Dataset entries
Start

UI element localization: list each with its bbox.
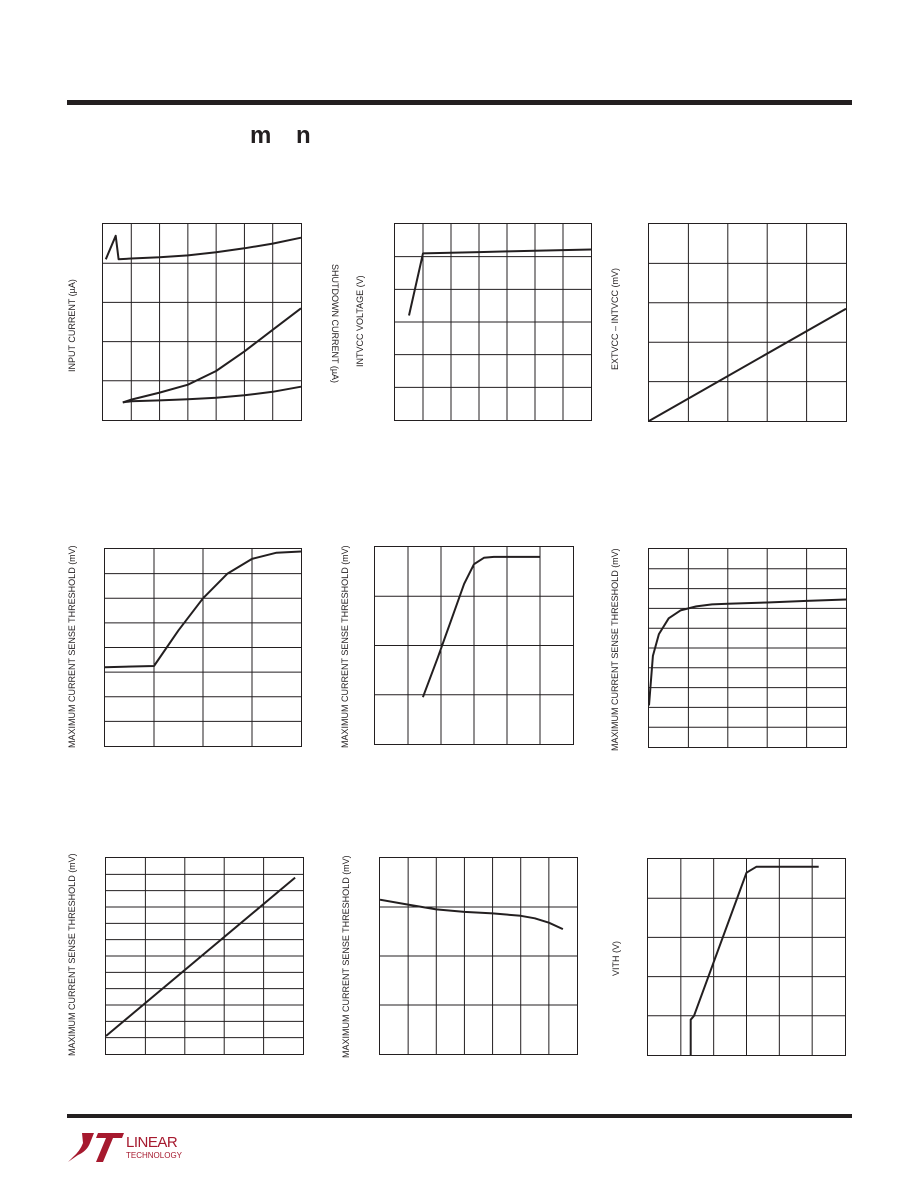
section-heading-glyphs: m n bbox=[250, 122, 313, 149]
y-axis-label: MAXIMUM CURRENT SENSE THRESHOLD (mV) bbox=[341, 855, 351, 1058]
y-axis-label: INPUT CURRENT (µA) bbox=[67, 279, 77, 372]
chart-svg bbox=[380, 858, 577, 1054]
chart-plot bbox=[105, 857, 304, 1055]
y-axis-label: MAXIMUM CURRENT SENSE THRESHOLD (mV) bbox=[67, 545, 77, 748]
chart-svg bbox=[649, 224, 846, 421]
chart-plot bbox=[648, 223, 847, 422]
chart-svg bbox=[106, 858, 303, 1054]
series-line-2 bbox=[123, 308, 301, 402]
chart-plot bbox=[102, 223, 302, 421]
series-line-1 bbox=[106, 878, 295, 1036]
chart-svg bbox=[648, 859, 845, 1055]
chart-plot bbox=[379, 857, 578, 1055]
bottom-rule bbox=[67, 1114, 852, 1118]
series-line-1 bbox=[649, 600, 846, 706]
series-line-1 bbox=[691, 867, 819, 1055]
company-logo bbox=[66, 1131, 196, 1170]
chart-svg bbox=[105, 549, 301, 746]
chart-svg bbox=[395, 224, 591, 420]
top-rule bbox=[67, 100, 852, 105]
y-axis-label: MAXIMUM CURRENT SENSE THRESHOLD (mV) bbox=[340, 545, 350, 748]
series-line-1 bbox=[409, 250, 591, 316]
series-line-1 bbox=[423, 557, 540, 697]
chart-plot bbox=[648, 548, 847, 748]
y-axis-label: MAXIMUM CURRENT SENSE THRESHOLD (mV) bbox=[67, 853, 77, 1056]
y-axis-label: EXTVCC – INTVCC (mV) bbox=[610, 267, 620, 370]
logo-mark-icon bbox=[68, 1133, 124, 1162]
logo-word-linear: LINEAR bbox=[126, 1134, 178, 1151]
chart-plot bbox=[374, 546, 574, 745]
series-line-1 bbox=[649, 309, 846, 421]
chart-plot bbox=[647, 858, 846, 1056]
y-axis-label: VITH (V) bbox=[611, 941, 621, 976]
chart-svg bbox=[649, 549, 846, 747]
chart-plot bbox=[394, 223, 592, 421]
y-axis-label: INTVCC VOLTAGE (V) bbox=[355, 275, 365, 367]
series-line-1 bbox=[380, 900, 563, 929]
y-axis-label-secondary: SHUTDOWN CURRENT (µA) bbox=[330, 264, 340, 384]
chart-plot bbox=[104, 548, 302, 747]
logo-word-technology: TECHNOLOGY bbox=[126, 1151, 183, 1160]
chart-svg bbox=[375, 547, 573, 744]
chart-svg bbox=[103, 224, 301, 420]
y-axis-label: MAXIMUM CURRENT SENSE THRESHOLD (mV) bbox=[610, 548, 620, 751]
series-line-1 bbox=[106, 236, 301, 259]
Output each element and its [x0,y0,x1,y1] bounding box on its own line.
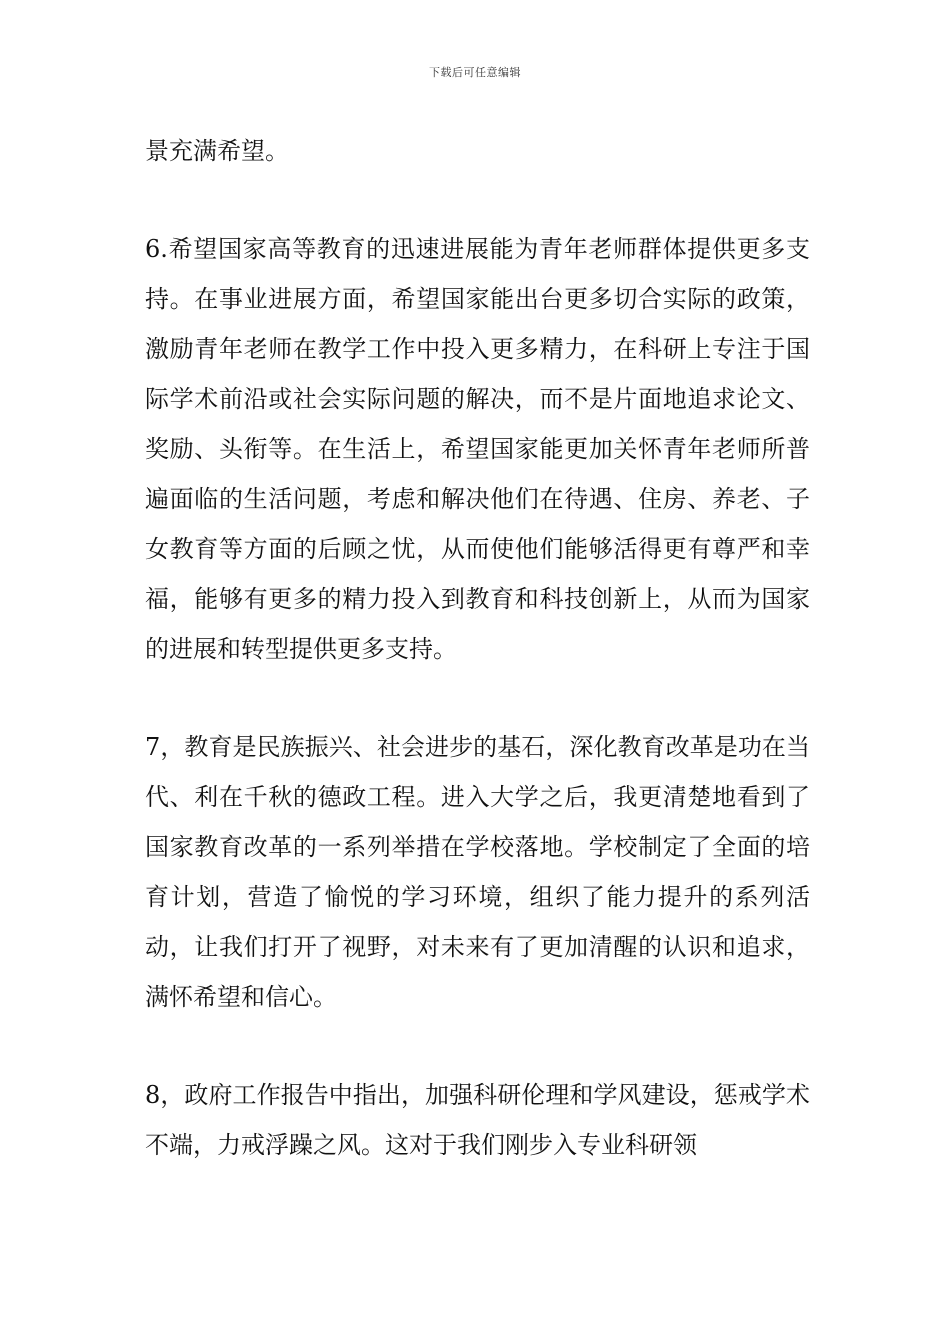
paragraph-6: 6.希望国家高等教育的迅速进展能为青年老师群体提供更多支持。在事业进展方面，希望国家能出台更多切合实际的政策，激励青年老师在教学工作中投入更多精力，在科研上专注于国际学术前沿或社会实际问题的解决，而不是片面地追求论文、奖励、头衔等。在生活上，希望国家能更加关怀青年老师所普遍面临的生活问题，考虑和解决他们在待遇、住房、养老、子女教育等方面的后顾之忧，从而使他们能够活得更有尊严和幸福，能够有更多的精力投入到教育和科技创新上，从而为国家的进展和转型提供更多支持。 [145,235,810,663]
paragraph-7: 7，教育是民族振兴、社会进步的基石，深化教育改革是功在当代、利在千秋的德政工程。进入大学之后，我更清楚地看到了国家教育改革的一系列举措在学校落地。学校制定了全面的培育计划，营造了愉悦的学习环境，组织了能力提升的系列活动，让我们打开了视野，对未来有了更加清醒的认识和追求，满怀希望和信心。 [145,733,810,1011]
document-body [145,126,810,1170]
page-header: 下载后可任意编辑 [429,66,521,79]
paragraph-8: 8，政府工作报告中指出，加强科研伦理和学风建设，惩戒学术不端，力戒浮躁之风。这对于我们刚步入专业科研领 [145,1081,810,1159]
paragraph-continuation: 景充满希望。 [145,137,289,165]
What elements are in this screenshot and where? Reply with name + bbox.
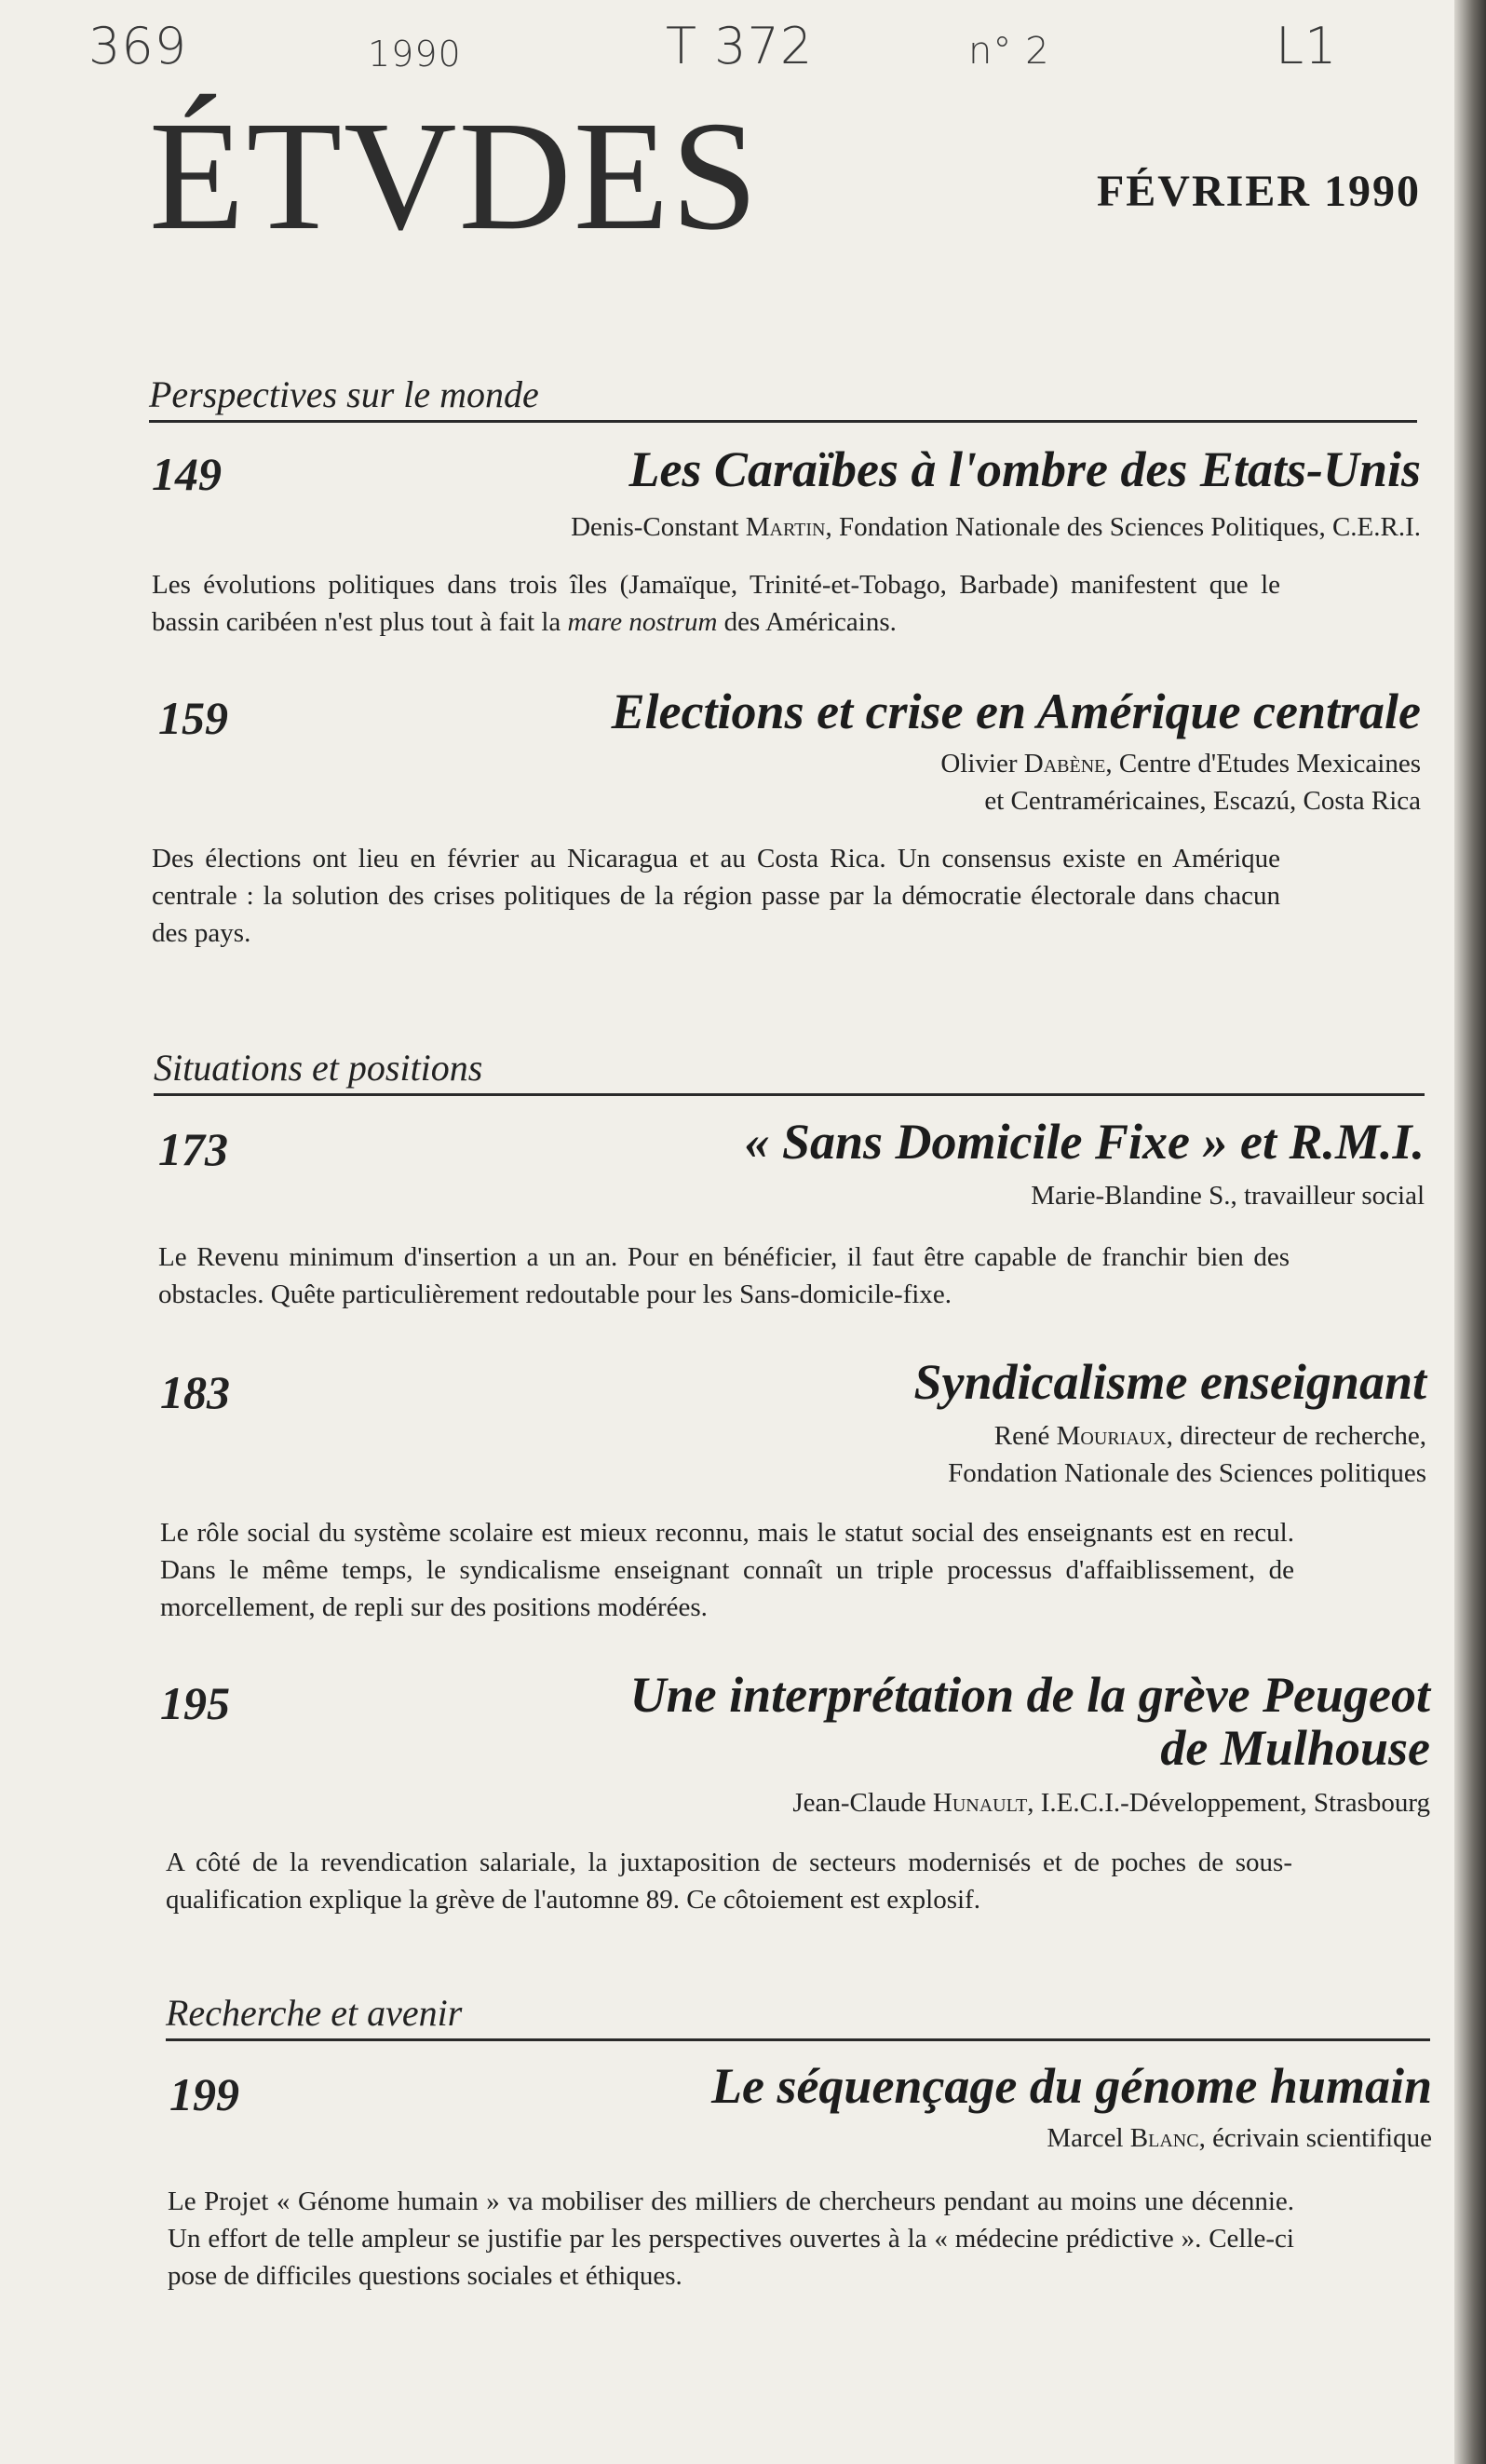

End

State how many lines of the records contain the word "with". Give only the number.

2